## EXERCISES TO COMPLETE:
[1] In the forum post announcing the book Learning D, why does the author expect to speed up work on the remaining 40% of the draft? Answer in one to three sentences.
[2] Resume the forum post about the book Learning D after its final sentence.
== DOCUMENT TEXT
Re: Learning D Available for Pre-Order

2015-06-23 Thread Chris via Digitalmars-d-announce

On Tuesday, 23 June 2015 at 14:47:03 UTC, Mike Parker wrote:
The project that has taken me away from Derelict since the end 
of February is now available for pre-order at [1]. I'm 
currently about 60% through the preliminary draft stage and, 
given that I've recently acquired a significant amount of free 
time in my schedule, expect to accelerate my pace on the 
remaining 40%. I need as much time as I can make for the 
revisions!


I want to emphasize that Learning D is not aiming at those 
completely new to programming. The target reader is someone 
with some experience in a C family language. I see it as 
sitting somewhere between Ali's book and TDPL. One of my 
overarching goals is to help the target reader avoid some of 
the common mistakes people make when applying C++ or Java 
idioms to D.


So far in the course of writing this book, I've learned that I 
knew less about the fundamentals of D than I thought I did and 
that the more difficult parts of the language aren't so 
difficult. The tech reviewers have given excellent feedback and 
done a fine job of correcting my misconceptions  mistakes. I 
don't know how they feel about being named publicly just yet, 
but they all have my sincerest thanks. I know how tiring and 
time-consuming it can be to do that sort of thing, as reviewing 
the English in the papers of Korean doctoral candidates, 
professors and businessmen is something I do on the side.


Once it's all done, I'm going to blog a postmortem about the 
whole process. It's been very, very different from my 
experience with Learn to Tango with D. Not a bad experience 
at all, just more intense and time-consuming than I had 
anticipated.


[1] https://www.packtpub.com/application-development/learning-d


What's the cover all about? Autumn for C++, or was it just that 
the colors matched nicely :-)
====
== COLLECTED DATA
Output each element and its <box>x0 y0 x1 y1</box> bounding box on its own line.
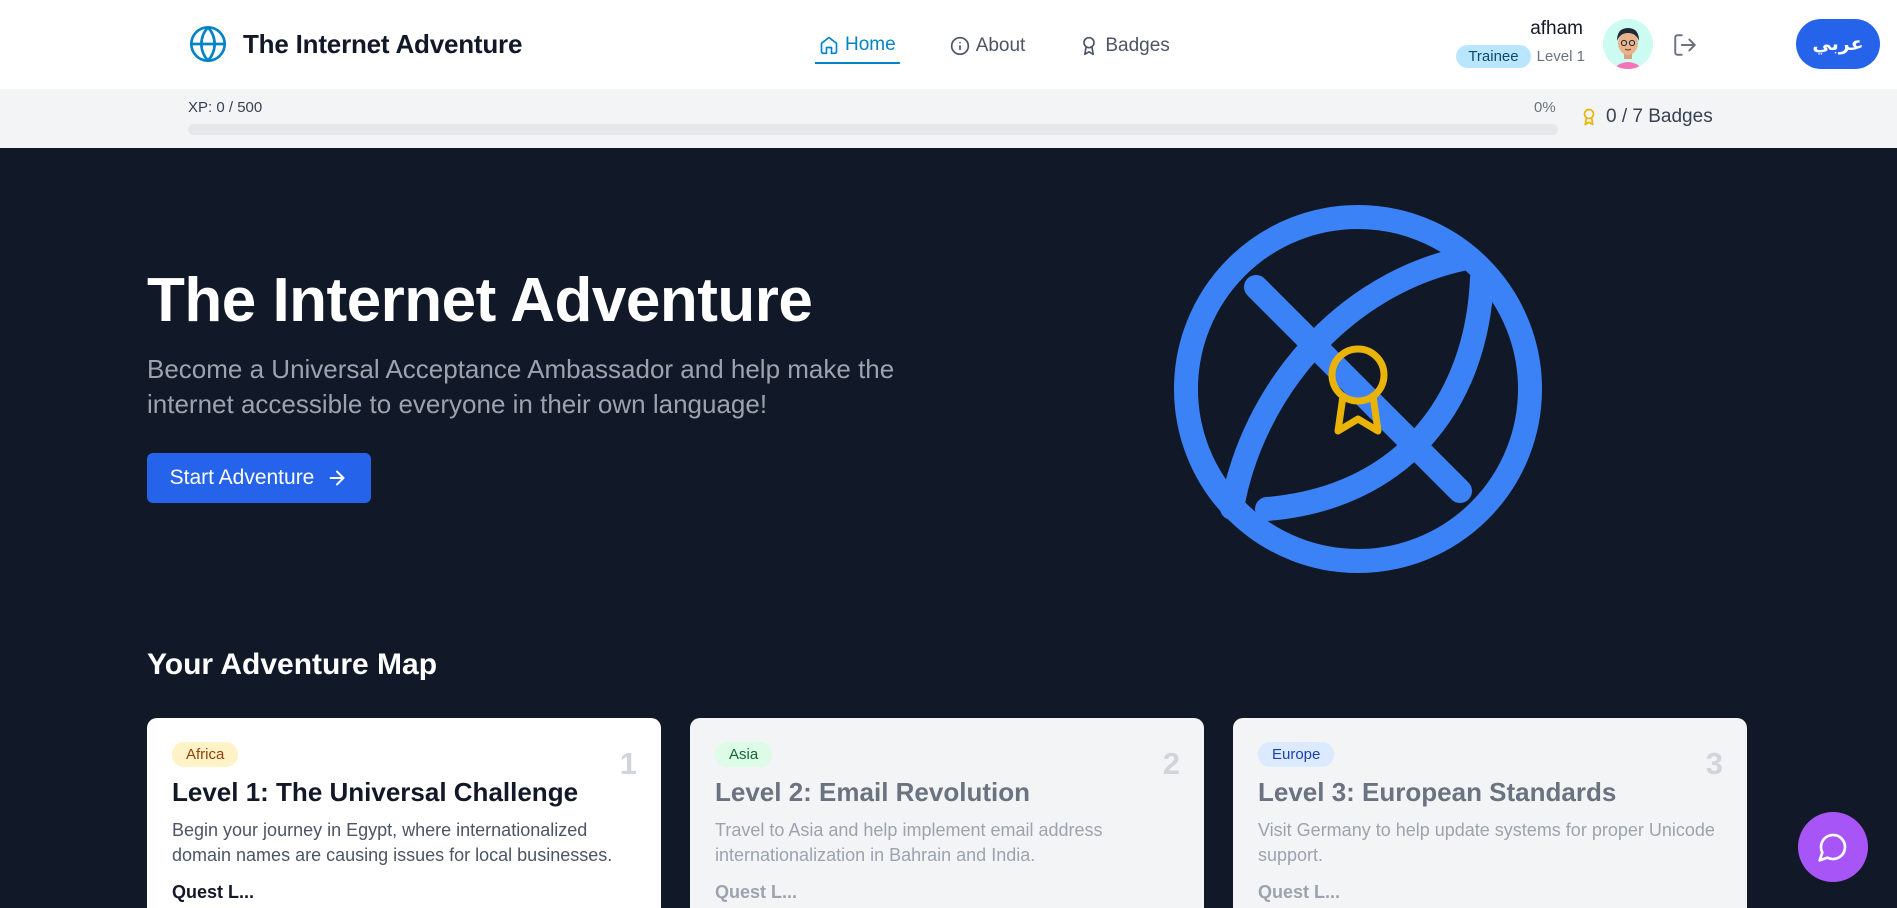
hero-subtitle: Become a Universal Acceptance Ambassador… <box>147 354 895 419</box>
====
## RESULTS BY TASK:
[1] He has recently gained a significant amount of free time in his schedule, so he expects to write faster. He also wants to leave himself as much time as possible for the revisions.

[2]
Re: Learning D Available for Pre-Order

2015-06-23 Thread Rikki Cattermole via Digitalmars-d-announce

On 24/06/2015 2:47 a.m., Mike Parker wrote:

The project that has taken me away from Derelict since the end of
February is now available for pre-order at [1]. I'm currently about 60%
through the preliminary draft stage and, given that I've recently
acquired a significant amount of free time in my schedule, expect to
accelerate my pace on the remaining 40%. I need as much time as I can
make for the revisions!

I want to emphasize that Learning D is not aiming at those completely
new to programming. The target reader is someone with some experience in
a C family language. I see it as sitting somewhere between Ali's book
and TDPL. One of my overarching goals is to help the target reader avoid
some of the common mistakes people make when applying C++ or Java idioms
to D.

So far in the course of writing this book, I've learned that I knew less
about the fundamentals of D than I thought I did and that the more
difficult parts of the language aren't so difficult. The tech reviewers
have given excellent feedback and done a fine job of correcting my
misconceptions  mistakes. I don't know how they feel about being named
publicly just yet, but they all have my sincerest thanks. I know how
tiring and time-consuming it can be to do that sort of thing, as
reviewing the English in the papers of Korean doctoral candidates,
professors and businessmen is something I do on the side.

Once it's all done, I'm going to blog a postmortem about the whole
process. It's been very, very different from my experience with Learn
to Tango with D. Not a bad experience at all, just more intense and
time-consuming than I had anticipated.

[1] https://www.packtpub.com/application-development/learning-d


Oh thank goodness. It doesn't clash with my book. The way to program - 
Let's think like a D(eveloper)!

For new programmers :)


Learning D Available for Pre-Order

2015-06-23 Thread Mike Parker via Digitalmars-d-announce
The project that has taken me away from Derelict since the end of 
February is now available for pre-order at [1]. I'm currently 
about 60% through the preliminary draft stage and, given that 
I've recently acquired a significant amount of free time in my 
schedule, expect to accelerate my pace on the remaining 40%. I 
need as much time as I can make for the revisions!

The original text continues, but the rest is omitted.